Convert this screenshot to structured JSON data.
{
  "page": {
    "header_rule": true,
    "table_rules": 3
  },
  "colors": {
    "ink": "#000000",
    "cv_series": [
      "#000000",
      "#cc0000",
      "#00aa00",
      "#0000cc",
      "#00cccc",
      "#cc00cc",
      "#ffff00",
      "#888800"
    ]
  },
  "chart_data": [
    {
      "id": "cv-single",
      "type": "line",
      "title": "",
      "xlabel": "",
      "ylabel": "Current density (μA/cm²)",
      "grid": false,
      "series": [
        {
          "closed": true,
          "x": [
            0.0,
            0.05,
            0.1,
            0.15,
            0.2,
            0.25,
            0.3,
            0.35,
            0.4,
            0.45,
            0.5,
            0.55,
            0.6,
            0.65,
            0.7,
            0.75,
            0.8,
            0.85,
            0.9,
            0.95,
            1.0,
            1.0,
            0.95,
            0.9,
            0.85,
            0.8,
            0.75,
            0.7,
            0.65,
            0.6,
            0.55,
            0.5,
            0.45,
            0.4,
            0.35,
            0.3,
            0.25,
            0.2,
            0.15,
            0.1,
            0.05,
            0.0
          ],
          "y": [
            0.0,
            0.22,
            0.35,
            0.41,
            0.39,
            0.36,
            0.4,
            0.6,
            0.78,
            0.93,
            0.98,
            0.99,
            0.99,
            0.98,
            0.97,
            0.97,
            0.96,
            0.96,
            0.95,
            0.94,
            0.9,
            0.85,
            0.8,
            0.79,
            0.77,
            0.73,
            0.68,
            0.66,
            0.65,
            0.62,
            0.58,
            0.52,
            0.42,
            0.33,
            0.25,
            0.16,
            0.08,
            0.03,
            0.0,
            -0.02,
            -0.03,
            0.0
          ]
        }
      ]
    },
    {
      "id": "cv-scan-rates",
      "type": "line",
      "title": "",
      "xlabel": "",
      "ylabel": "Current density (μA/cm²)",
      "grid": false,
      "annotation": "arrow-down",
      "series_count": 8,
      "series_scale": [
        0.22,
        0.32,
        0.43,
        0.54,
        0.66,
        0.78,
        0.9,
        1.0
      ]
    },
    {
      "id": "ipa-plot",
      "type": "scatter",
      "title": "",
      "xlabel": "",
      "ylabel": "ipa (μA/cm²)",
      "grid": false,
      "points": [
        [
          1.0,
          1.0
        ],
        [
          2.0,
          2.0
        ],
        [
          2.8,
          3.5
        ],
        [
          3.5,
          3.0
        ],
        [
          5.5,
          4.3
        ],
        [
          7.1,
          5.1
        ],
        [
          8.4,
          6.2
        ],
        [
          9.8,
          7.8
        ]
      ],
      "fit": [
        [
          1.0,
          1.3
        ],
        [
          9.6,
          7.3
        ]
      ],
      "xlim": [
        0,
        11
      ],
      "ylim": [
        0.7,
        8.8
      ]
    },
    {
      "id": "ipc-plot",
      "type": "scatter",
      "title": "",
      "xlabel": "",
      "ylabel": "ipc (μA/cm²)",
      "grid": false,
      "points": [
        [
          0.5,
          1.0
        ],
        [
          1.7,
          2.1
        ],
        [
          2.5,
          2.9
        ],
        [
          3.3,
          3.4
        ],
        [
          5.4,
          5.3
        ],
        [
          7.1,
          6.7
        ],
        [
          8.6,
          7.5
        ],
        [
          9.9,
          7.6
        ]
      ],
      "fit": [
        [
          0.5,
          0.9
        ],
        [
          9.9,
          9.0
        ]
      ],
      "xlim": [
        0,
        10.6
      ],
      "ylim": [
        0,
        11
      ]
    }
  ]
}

* * * * * * * * *

**JOB:** Copy every record exactly, with nothing added or dropped.

**OUTPUT OF THE TASK:**
Convert this screenshot to structured JSON data.
{
  "page": {
    "header_rule": true,
    "table_rules": 3
  },
  "colors": {
    "ink": "#000000",
    "cv_series": [
      "#000000",
      "#cc0000",
      "#00aa00",
      "#0000cc",
      "#00cccc",
      "#cc00cc",
      "#ffff00",
      "#888800"
    ]
  },
  "chart_data": [
    {
      "id": "cv-single",
      "type": "line",
      "title": "",
      "xlabel": "",
      "ylabel": "Current density (μA/cm²)",
      "grid": false,
      "series": [
        {
          "closed": true,
          "x": [
            0.0,
            0.05,
            0.1,
            0.15,
            0.2,
            0.25,
            0.3,
            0.35,
            0.4,
            0.45,
            0.5,
            0.55,
            0.6,
            0.65,
            0.7,
            0.75,
            0.8,
            0.85,
            0.9,
            0.95,
            1.0,
            1.0,
            0.95,
            0.9,
            0.85,
            0.8,
            0.75,
            0.7,
            0.65,
            0.6,
            0.55,
            0.5,
            0.45,
            0.4,
            0.35,
            0.3,
            0.25,
            0.2,
            0.15,
            0.1,
            0.05,
            0.0
          ],
          "y": [
            0.0,
            0.22,
            0.35,
            0.41,
            0.39,
            0.36,
            0.4,
            0.6,
            0.78,
            0.93,
            0.98,
            0.99,
            0.99,
            0.98,
            0.97,
            0.97,
            0.96,
            0.96,
            0.95,
            0.94,
            0.9,
            0.85,
            0.8,
            0.79,
            0.77,
            0.73,
            0.68,
            0.66,
            0.65,
            0.62,
            0.58,
            0.52,
            0.42,
            0.33,
            0.25,
            0.16,
            0.08,
            0.03,
            0.0,
            -0.02,
            -0.03,
            0.0
          ]
        }
      ]
    },
    {
      "id": "cv-scan-rates",
      "type": "line",
      "title": "",
      "xlabel": "",
      "ylabel": "Current density (μA/cm²)",
      "grid": false,
      "annotation": "arrow-down",
      "series_count": 8,
      "series_scale": [
        0.22,
        0.32,
        0.43,
        0.54,
        0.66,
        0.78,
        0.9,
        1.0
      ]
    },
    {
      "id": "ipa-plot",
      "type": "scatter",
      "title": "",
      "xlabel": "",
      "ylabel": "ipa (μA/cm²)",
      "grid": false,
      "points": [
        [
          1.0,
          1.0
        ],
        [
          2.0,
          2.0
        ],
        [
          2.8,
          3.5
        ],
        [
          3.5,
          3.0
        ],
        [
          5.5,
          4.3
        ],
        [
          7.1,
          5.1
        ],
        [
          8.4,
          6.2
        ],
        [
          9.8,
          7.8
        ]
      ],
      "fit": [
        [
          1.0,
          1.3
        ],
        [
          9.6,
          7.3
        ]
      ],
      "xlim": [
        0,
        11
      ],
      "ylim": [
        0.7,
        8.8
      ]
    },
    {
      "id": "ipc-plot",
      "type": "scatter",
      "title": "",
      "xlabel": "",
      "ylabel": "ipc (μA/cm²)",
      "grid": false,
      "points": [
        [
          0.5,
          1.0
        ],
        [
          1.7,
          2.1
        ],
        [
          2.5,
          2.9
        ],
        [
          3.3,
          3.4
        ],
        [
          5.4,
          5.3
        ],
        [
          7.1,
          6.7
        ],
        [
          8.6,
          7.5
        ],
        [
          9.9,
          7.6
        ]
      ],
      "fit": [
        [
          0.5,
          0.9
        ],
        [
          9.9,
          9.0
        ]
      ],
      "xlim": [
        0,
        10.6
      ],
      "ylim": [
        0,
        11
      ]
    }
  ]
}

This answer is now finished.